__Task requirements__
List, from the lines below, each one with "grid" in it.

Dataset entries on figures

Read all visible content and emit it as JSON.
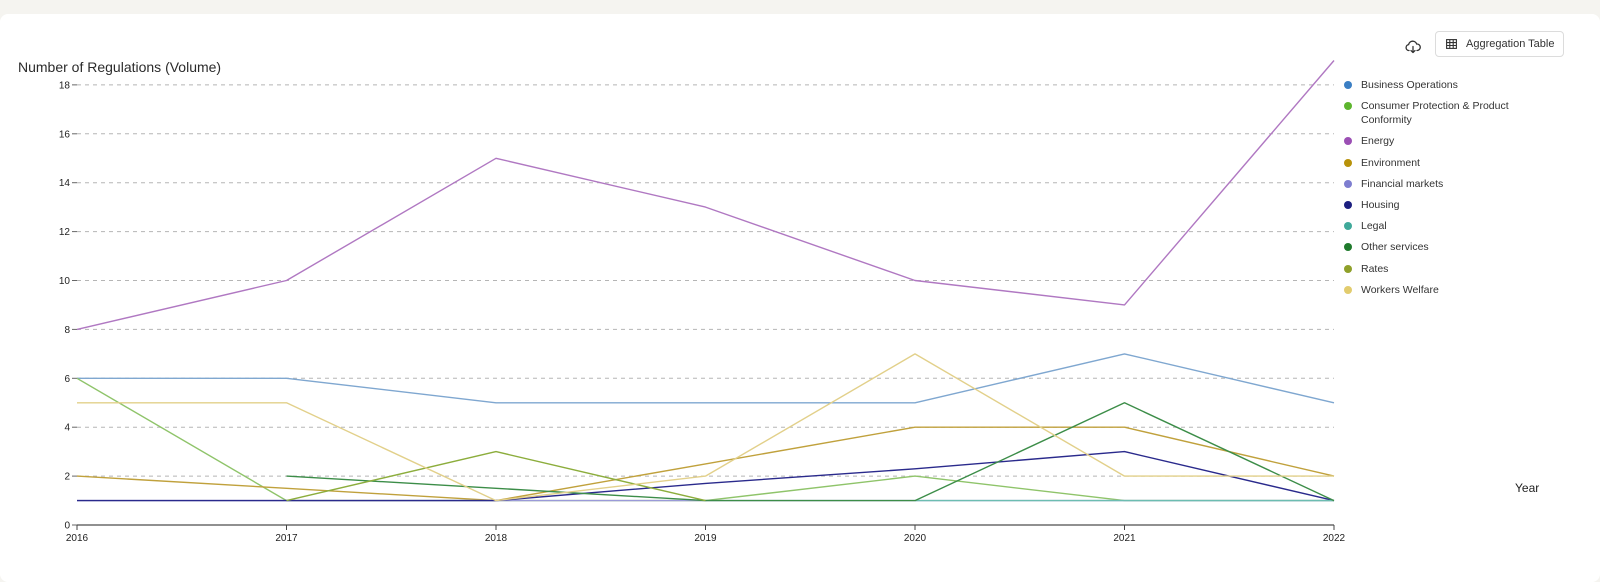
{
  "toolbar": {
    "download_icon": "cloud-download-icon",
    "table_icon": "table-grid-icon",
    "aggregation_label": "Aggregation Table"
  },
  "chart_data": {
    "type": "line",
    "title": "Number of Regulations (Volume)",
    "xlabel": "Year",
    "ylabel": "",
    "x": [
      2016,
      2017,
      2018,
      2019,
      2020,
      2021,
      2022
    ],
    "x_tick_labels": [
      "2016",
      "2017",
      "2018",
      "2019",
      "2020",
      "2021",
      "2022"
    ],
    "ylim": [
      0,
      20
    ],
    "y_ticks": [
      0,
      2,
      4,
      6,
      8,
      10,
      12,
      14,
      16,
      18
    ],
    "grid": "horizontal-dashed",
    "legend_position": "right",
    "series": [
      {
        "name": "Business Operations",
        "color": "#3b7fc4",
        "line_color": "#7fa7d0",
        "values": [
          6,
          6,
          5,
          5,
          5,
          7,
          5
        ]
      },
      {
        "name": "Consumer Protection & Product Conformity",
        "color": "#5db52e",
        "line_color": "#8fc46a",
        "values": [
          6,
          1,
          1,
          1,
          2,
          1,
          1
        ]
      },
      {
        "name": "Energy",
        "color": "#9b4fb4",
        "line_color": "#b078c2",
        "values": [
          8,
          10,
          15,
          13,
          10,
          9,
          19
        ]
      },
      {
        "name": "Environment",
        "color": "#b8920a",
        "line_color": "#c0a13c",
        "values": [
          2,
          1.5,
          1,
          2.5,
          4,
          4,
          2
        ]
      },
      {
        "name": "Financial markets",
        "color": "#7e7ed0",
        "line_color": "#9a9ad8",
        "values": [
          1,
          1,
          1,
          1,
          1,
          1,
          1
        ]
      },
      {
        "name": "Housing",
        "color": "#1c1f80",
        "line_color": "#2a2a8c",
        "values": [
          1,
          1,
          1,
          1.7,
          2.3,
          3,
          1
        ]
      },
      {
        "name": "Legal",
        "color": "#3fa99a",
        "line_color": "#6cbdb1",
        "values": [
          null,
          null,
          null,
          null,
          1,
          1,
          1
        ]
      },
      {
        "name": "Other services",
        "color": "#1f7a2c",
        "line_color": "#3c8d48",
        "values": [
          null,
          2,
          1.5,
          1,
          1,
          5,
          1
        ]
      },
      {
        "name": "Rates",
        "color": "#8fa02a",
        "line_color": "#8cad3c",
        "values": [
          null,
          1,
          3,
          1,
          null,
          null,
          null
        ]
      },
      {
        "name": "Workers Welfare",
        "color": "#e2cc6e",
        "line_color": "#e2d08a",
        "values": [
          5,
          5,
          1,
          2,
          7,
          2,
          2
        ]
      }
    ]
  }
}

==

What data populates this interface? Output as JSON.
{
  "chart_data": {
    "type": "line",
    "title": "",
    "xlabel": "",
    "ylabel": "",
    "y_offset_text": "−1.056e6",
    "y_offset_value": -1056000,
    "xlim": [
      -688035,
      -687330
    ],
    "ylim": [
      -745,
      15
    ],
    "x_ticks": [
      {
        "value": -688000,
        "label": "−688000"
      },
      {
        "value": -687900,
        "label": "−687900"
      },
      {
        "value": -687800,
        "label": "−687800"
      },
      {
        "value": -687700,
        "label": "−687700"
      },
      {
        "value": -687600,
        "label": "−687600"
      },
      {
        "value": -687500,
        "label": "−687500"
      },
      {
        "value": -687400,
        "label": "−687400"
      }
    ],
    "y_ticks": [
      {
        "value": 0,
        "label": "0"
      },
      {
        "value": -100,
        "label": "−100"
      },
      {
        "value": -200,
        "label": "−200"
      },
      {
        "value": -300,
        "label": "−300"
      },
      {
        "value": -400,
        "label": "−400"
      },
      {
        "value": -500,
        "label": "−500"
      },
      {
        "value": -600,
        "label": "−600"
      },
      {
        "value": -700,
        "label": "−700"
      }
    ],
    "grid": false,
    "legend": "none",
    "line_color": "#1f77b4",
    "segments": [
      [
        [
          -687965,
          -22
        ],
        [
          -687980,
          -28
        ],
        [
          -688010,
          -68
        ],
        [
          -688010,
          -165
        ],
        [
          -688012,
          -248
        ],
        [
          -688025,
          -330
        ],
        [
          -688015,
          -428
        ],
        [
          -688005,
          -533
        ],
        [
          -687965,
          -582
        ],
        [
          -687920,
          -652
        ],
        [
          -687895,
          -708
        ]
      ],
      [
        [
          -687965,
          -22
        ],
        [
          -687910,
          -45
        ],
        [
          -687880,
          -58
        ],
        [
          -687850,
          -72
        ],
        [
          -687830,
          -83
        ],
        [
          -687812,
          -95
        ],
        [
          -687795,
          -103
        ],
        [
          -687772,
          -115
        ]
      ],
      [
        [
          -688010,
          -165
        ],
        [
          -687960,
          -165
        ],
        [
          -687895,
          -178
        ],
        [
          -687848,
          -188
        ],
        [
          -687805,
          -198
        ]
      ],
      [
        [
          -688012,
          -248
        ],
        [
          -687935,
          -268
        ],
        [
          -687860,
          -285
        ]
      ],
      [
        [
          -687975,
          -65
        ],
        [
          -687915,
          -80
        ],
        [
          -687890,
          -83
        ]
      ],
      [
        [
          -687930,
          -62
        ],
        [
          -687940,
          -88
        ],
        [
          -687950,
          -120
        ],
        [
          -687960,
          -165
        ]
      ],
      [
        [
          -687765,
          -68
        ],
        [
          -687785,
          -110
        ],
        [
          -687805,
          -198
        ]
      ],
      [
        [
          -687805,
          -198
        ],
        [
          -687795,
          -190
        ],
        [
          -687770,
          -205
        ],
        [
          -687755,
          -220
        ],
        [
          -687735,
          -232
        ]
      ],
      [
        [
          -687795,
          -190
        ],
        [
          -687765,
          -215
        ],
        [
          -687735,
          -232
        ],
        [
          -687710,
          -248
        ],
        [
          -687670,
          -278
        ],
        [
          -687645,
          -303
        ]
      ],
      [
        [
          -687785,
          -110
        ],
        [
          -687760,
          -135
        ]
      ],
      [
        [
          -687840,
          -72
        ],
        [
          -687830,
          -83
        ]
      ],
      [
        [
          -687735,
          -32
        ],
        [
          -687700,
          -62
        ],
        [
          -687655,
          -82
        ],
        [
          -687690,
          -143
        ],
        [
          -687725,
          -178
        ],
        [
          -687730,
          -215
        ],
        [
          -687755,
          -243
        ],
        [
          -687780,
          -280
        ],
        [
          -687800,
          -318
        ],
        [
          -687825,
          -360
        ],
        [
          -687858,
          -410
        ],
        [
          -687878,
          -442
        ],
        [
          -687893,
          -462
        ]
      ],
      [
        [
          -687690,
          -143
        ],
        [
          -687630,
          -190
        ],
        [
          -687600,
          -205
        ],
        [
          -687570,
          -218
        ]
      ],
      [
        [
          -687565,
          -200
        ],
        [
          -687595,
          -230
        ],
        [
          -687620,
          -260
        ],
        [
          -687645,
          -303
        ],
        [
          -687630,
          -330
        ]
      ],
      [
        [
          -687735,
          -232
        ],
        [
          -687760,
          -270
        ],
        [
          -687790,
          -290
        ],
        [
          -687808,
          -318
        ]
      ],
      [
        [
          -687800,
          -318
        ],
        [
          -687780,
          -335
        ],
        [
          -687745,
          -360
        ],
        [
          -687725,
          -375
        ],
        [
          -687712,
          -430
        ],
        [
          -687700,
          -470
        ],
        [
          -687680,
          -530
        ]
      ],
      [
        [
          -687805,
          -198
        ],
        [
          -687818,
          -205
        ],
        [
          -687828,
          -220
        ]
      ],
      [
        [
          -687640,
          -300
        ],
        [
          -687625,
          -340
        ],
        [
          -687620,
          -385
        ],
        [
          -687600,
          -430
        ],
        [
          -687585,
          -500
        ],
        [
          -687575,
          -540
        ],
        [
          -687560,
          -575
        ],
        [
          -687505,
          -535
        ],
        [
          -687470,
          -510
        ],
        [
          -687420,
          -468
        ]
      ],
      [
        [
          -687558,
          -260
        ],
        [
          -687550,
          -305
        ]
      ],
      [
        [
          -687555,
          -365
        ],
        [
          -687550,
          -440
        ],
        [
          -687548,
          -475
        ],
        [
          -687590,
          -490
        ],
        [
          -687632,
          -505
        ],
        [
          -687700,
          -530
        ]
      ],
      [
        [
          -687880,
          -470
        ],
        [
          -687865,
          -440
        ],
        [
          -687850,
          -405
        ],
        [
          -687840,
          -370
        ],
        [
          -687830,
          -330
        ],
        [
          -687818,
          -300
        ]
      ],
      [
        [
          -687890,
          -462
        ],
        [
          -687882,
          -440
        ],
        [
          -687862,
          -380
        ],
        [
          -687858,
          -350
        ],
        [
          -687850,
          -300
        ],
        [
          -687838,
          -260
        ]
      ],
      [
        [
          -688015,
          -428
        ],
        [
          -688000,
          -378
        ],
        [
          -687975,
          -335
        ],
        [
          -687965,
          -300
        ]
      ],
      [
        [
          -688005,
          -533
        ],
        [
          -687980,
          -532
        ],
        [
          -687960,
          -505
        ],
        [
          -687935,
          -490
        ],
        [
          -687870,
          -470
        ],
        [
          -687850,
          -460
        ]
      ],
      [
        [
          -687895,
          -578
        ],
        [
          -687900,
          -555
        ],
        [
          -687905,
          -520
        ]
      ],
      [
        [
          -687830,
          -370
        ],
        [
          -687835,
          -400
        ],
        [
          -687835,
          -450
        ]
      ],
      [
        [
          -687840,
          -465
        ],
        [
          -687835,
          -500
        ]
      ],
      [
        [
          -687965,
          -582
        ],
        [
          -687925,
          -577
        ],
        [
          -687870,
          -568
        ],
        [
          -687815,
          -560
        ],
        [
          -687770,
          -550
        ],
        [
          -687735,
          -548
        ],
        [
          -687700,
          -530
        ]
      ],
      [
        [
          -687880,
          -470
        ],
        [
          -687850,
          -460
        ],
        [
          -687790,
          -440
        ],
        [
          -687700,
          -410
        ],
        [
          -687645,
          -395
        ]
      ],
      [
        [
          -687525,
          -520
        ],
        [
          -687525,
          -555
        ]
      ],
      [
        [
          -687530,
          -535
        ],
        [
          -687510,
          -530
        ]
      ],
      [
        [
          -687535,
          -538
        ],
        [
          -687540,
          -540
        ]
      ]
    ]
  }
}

--

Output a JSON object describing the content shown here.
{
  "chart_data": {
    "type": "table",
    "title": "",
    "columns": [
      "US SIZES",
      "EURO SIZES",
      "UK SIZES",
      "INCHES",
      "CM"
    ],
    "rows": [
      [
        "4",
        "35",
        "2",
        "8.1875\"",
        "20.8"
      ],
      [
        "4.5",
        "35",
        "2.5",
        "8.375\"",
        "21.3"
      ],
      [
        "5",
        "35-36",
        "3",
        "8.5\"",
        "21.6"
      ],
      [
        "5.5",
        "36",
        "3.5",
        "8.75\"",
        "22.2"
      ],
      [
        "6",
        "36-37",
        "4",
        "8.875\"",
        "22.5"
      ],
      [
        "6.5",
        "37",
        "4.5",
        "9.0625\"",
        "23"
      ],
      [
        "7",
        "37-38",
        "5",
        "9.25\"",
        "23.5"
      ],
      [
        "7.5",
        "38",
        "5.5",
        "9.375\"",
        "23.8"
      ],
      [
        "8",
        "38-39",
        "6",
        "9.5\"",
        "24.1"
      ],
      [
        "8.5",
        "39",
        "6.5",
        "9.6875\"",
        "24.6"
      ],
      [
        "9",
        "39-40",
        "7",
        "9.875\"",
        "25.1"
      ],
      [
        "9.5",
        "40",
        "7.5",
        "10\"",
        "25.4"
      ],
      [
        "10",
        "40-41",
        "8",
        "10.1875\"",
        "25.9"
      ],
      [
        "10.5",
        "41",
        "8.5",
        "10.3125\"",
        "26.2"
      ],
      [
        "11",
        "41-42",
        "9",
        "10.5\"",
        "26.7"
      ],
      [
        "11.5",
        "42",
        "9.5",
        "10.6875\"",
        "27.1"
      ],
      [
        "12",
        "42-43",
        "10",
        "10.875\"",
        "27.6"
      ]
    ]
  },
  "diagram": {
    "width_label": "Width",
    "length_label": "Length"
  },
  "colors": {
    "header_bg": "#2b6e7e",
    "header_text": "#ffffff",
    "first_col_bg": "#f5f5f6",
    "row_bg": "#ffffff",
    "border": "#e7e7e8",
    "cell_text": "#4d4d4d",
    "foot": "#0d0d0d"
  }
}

__Task output__
    "table_icon": "table-grid-icon",
    "grid": "horizontal-dashed",
    "grid": false,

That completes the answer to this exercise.